> [Source document]
The authors have declared no conflicts of interest.

Acknowledgements:

The authors would like to sincerely thank the patient for their consent.

Received:
23.10.21
Accepted:
14.01.22
Citation:
EMJ Dermatol. ; DOI/10.33590/emjdermatol/21-00233. https://doi.org/10.33590/emjdermatol/21-00233.
Keywords:
Adverse cutaneous drug reaction, photosensitivity, rifaximin, sunburn.

Each article is made available under the terms of the Creative Commons Attribution-Non Commercial 4.0 License.

Abstract

This paper describes an unreported case of a rifaximin-induced phototoxic reaction in an otherwise healthy 24-year-old female (skin type: V). The patient developed malaise, chills, and facial swelling with accompanying redness and itching that began within a day of initiating treatment with rifaximin (200 mg twice daily), and progressively increased over the next 3–4 days. The patient revealed that they had been lying in the sun for hours due to the chills they were experiencing. Over the next 10 days they developed an exaggerated, acute, sunburn-like phototoxic reaction, with blistering over the exposed skin. A skin biopsy showed no evidence of vasculopathy, endothelial damage, or extravasation of red blood cells. The patient was treated successfully with oral prednisolone (30 mg per day for a week), topical mometasone furoate (0.1%) cream applied twice daily, levocetirizine (5 mg per day taken orally), zinc oxide (20.0%) cream applied every 3 hours during daytime, and strict sun avoidance. The possible pathomechanism of rifaximin-induced sunburn is also discussed here.

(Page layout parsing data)
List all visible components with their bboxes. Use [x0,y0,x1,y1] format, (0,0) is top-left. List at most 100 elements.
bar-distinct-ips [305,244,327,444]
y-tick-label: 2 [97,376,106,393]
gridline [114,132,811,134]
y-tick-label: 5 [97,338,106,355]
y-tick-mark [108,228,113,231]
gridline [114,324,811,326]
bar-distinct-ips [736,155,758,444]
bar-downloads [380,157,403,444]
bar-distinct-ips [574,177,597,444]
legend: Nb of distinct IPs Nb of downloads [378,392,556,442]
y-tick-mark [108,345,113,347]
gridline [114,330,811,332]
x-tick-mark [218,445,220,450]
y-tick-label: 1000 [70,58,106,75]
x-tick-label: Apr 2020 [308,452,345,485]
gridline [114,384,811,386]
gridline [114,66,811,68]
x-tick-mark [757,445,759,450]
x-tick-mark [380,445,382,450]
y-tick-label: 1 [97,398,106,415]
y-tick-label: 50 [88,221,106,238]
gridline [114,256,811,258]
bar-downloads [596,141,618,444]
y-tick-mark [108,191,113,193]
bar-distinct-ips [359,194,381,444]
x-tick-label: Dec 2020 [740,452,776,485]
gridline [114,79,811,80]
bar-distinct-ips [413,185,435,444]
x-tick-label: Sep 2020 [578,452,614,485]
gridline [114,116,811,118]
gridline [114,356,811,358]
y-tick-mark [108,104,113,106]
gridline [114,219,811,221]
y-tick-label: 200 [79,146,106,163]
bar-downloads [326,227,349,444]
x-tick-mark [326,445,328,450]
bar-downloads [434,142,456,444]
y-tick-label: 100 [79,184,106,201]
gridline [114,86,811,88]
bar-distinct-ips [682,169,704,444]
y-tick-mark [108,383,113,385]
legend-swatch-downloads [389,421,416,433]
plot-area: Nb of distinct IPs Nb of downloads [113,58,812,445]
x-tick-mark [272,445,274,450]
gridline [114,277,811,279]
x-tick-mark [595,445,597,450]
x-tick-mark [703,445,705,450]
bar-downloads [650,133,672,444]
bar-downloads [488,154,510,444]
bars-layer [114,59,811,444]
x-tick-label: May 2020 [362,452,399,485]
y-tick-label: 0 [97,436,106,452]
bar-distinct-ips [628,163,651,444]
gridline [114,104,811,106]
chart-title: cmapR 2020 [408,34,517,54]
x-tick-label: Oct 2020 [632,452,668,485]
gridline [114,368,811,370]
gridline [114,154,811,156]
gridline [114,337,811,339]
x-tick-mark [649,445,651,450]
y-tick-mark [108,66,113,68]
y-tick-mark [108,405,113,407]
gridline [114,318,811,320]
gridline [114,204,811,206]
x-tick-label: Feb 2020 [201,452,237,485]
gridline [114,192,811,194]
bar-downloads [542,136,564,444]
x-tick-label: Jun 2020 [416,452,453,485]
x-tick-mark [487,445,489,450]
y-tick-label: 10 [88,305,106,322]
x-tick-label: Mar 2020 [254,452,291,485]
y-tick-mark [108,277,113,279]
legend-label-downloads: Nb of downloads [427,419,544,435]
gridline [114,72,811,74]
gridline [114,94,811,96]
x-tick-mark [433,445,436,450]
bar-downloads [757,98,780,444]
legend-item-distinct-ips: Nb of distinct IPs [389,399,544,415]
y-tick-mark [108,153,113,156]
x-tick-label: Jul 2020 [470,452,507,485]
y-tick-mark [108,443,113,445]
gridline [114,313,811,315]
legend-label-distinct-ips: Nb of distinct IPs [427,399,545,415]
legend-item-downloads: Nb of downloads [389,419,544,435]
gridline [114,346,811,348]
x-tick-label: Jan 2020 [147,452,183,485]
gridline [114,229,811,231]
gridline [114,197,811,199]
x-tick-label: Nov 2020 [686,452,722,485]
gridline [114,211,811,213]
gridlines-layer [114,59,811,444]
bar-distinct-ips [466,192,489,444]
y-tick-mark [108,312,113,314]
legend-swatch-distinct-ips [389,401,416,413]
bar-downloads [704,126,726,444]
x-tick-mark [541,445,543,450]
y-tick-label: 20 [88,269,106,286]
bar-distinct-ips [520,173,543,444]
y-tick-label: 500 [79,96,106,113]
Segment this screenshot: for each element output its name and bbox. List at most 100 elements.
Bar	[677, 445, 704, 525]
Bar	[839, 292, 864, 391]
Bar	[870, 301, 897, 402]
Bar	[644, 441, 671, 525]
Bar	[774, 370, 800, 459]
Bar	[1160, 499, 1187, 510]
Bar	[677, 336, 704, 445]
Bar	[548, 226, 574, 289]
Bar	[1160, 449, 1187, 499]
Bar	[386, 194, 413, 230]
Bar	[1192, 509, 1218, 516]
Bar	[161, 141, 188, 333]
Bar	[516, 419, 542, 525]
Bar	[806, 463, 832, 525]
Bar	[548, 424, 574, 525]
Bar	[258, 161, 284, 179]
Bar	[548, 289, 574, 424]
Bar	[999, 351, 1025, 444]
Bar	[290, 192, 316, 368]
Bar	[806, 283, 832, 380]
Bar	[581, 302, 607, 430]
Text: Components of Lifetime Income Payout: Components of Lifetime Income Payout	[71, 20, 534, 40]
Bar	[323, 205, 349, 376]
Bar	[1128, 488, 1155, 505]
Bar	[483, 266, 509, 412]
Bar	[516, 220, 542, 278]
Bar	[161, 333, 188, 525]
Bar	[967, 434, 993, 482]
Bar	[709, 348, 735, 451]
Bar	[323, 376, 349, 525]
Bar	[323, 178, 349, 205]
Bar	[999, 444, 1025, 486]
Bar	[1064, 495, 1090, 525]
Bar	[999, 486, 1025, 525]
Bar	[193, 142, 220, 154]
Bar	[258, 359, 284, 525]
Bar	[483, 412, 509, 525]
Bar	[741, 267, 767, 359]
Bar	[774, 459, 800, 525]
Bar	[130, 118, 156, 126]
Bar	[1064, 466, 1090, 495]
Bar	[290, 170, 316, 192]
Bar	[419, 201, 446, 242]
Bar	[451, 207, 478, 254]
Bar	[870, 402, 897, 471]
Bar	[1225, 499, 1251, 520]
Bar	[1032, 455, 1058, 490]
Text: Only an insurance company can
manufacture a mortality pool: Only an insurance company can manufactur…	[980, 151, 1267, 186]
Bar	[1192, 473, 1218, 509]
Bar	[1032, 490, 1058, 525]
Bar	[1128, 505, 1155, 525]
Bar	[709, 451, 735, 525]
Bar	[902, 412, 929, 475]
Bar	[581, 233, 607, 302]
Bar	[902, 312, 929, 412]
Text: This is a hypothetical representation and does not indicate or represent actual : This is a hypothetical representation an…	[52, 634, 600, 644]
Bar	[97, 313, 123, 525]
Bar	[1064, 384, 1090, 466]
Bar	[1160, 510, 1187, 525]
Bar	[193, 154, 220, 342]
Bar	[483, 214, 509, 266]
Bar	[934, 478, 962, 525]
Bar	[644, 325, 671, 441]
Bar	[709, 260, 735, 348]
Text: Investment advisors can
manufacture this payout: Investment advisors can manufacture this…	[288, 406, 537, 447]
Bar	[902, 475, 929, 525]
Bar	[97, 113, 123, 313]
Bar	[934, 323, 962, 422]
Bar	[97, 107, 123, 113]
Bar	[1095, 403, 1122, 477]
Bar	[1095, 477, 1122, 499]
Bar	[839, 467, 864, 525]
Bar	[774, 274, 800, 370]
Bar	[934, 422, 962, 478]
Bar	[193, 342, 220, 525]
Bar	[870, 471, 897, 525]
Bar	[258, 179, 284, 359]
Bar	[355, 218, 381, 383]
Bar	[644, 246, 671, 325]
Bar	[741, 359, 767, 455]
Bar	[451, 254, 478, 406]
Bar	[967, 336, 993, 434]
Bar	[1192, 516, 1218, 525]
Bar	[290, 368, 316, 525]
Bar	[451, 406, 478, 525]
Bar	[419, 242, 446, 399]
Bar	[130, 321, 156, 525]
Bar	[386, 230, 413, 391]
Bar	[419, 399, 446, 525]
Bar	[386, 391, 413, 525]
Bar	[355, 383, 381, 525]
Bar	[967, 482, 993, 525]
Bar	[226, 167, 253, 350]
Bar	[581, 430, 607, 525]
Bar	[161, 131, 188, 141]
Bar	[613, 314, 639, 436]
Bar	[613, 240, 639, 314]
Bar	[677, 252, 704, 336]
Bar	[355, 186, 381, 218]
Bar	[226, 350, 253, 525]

> [What to do]
1 – Copy out the case report from "The authors have" through "photosensitivity, rifaximin, sunburn.".
2 – Sum up the case report in two sentences.
These entries come from a separate source, not from the case report.

> [Activity answers]
1 –
The authors have declared no conflicts of interest.

Acknowledgements:

The authors would like to sincerely thank the patient for their consent.

Received:
23.10.21
Accepted:
14.01.22
Citation:
EMJ Dermatol. ; DOI/10.33590/emjdermatol/21-00233. https://doi.org/10.33590/emjdermatol/21-00233.
Keywords:
Adverse cutaneous drug reaction, photosensitivity, rifaximin, sunburn.

2 – An otherwise healthy 24-year-old woman developed an acute, sunburn-like phototoxic reaction with blistering on exposed skin after starting rifaximin and spending hours lying in the sun because of chills. She was treated successfully with oral prednisolone, topical mometasone furoate, levocetirizine, zinc oxide cream, and strict sun avoidance.